(Stored items from a collection)
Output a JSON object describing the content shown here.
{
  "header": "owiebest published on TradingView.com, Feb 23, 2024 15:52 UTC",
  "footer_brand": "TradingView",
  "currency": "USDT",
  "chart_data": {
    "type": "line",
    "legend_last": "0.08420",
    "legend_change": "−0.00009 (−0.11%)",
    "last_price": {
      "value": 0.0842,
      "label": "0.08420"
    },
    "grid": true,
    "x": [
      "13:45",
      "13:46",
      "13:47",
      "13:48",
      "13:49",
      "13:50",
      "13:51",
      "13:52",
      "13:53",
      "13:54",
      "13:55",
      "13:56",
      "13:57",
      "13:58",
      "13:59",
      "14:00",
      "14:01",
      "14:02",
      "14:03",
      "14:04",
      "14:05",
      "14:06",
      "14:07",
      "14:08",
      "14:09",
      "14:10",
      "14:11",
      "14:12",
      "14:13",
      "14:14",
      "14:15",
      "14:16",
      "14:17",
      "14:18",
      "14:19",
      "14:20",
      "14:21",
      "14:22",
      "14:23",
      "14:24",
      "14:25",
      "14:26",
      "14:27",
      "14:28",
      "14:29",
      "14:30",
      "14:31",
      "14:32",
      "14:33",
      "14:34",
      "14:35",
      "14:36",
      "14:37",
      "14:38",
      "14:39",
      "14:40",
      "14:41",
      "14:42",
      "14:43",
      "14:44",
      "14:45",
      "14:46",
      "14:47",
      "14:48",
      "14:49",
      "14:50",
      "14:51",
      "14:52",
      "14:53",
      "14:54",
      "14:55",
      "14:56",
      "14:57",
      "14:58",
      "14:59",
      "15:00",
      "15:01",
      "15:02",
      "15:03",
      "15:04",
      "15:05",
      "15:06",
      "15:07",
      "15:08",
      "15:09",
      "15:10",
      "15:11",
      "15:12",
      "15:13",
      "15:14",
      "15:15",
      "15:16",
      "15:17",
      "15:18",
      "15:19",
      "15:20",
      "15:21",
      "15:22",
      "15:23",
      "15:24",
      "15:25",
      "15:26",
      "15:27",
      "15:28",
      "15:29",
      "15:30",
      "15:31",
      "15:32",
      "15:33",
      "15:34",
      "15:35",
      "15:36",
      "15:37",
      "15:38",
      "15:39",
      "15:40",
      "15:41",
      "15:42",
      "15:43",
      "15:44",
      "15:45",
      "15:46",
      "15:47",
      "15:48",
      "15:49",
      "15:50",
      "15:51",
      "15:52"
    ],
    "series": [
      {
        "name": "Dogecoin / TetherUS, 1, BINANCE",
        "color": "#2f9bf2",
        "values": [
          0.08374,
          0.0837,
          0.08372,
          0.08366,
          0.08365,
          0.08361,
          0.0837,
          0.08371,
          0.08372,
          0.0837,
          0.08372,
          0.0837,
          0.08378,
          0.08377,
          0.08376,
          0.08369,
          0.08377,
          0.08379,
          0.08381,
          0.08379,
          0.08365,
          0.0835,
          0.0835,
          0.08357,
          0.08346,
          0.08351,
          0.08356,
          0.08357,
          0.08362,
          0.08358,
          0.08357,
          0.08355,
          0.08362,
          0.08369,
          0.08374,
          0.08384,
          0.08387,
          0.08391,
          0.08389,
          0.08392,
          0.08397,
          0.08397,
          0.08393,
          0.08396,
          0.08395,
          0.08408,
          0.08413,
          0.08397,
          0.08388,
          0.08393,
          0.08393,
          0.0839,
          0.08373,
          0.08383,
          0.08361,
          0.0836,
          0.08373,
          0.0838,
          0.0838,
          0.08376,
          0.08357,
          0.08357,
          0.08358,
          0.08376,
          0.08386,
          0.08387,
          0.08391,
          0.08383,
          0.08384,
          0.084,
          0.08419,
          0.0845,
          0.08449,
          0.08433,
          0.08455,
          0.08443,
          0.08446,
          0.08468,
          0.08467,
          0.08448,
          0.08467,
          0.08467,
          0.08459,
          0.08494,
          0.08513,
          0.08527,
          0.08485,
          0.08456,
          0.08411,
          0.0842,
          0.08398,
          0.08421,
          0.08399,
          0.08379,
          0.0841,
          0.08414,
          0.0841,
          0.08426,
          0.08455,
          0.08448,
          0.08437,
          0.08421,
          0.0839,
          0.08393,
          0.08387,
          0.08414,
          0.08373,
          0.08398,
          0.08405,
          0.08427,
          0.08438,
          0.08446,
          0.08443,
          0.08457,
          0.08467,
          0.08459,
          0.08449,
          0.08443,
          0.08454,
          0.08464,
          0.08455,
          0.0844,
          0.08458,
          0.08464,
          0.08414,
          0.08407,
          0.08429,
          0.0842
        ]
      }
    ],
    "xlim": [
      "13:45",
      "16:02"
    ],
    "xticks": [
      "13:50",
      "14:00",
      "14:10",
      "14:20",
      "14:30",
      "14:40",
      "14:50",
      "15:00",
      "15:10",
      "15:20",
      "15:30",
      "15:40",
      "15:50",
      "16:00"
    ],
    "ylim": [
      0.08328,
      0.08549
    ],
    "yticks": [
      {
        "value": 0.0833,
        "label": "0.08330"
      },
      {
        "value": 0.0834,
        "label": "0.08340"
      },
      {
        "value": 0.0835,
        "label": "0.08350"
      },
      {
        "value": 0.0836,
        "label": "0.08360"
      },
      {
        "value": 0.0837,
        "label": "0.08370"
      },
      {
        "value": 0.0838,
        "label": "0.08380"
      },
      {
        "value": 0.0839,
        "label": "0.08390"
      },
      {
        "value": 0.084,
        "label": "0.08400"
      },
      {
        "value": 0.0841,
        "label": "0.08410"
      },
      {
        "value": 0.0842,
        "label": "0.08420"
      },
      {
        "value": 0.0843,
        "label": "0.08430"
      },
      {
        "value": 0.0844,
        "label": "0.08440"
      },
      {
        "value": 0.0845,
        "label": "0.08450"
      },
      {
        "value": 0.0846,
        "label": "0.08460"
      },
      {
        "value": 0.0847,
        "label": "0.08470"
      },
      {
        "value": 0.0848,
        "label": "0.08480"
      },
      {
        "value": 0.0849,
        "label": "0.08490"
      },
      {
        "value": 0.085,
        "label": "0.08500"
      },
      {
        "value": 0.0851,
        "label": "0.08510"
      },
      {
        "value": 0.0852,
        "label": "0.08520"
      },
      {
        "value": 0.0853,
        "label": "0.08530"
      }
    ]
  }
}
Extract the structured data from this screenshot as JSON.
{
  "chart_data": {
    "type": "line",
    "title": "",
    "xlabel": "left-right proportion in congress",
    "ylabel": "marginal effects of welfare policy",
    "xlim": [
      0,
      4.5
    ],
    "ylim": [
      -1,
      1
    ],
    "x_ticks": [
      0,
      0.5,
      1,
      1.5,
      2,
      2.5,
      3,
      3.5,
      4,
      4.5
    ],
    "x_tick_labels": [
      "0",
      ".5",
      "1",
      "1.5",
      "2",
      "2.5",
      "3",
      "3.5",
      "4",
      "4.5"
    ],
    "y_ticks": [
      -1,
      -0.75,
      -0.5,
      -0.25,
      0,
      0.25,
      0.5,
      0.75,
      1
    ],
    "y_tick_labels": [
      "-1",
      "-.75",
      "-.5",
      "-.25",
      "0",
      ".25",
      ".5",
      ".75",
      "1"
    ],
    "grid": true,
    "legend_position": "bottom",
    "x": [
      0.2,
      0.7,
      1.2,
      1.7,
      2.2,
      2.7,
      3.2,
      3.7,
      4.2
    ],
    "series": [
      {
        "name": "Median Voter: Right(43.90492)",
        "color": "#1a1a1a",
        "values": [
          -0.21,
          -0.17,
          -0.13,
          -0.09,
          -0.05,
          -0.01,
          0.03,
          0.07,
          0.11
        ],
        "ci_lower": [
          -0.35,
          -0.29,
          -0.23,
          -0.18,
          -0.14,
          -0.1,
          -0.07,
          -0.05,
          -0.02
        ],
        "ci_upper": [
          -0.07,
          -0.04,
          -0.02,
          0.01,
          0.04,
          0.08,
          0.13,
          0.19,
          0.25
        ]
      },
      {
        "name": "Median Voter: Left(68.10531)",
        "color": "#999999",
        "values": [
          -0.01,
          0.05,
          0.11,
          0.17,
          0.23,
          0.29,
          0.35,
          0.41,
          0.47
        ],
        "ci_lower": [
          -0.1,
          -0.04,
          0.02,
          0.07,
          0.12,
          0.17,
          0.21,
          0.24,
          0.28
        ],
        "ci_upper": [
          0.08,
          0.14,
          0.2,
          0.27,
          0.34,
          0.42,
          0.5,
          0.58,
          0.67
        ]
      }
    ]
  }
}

### PROBLEM STATEMENT:
State how many lines of the material contain the string "Median", with no other words.

### RESULT FOR THIS EXERCISE:
2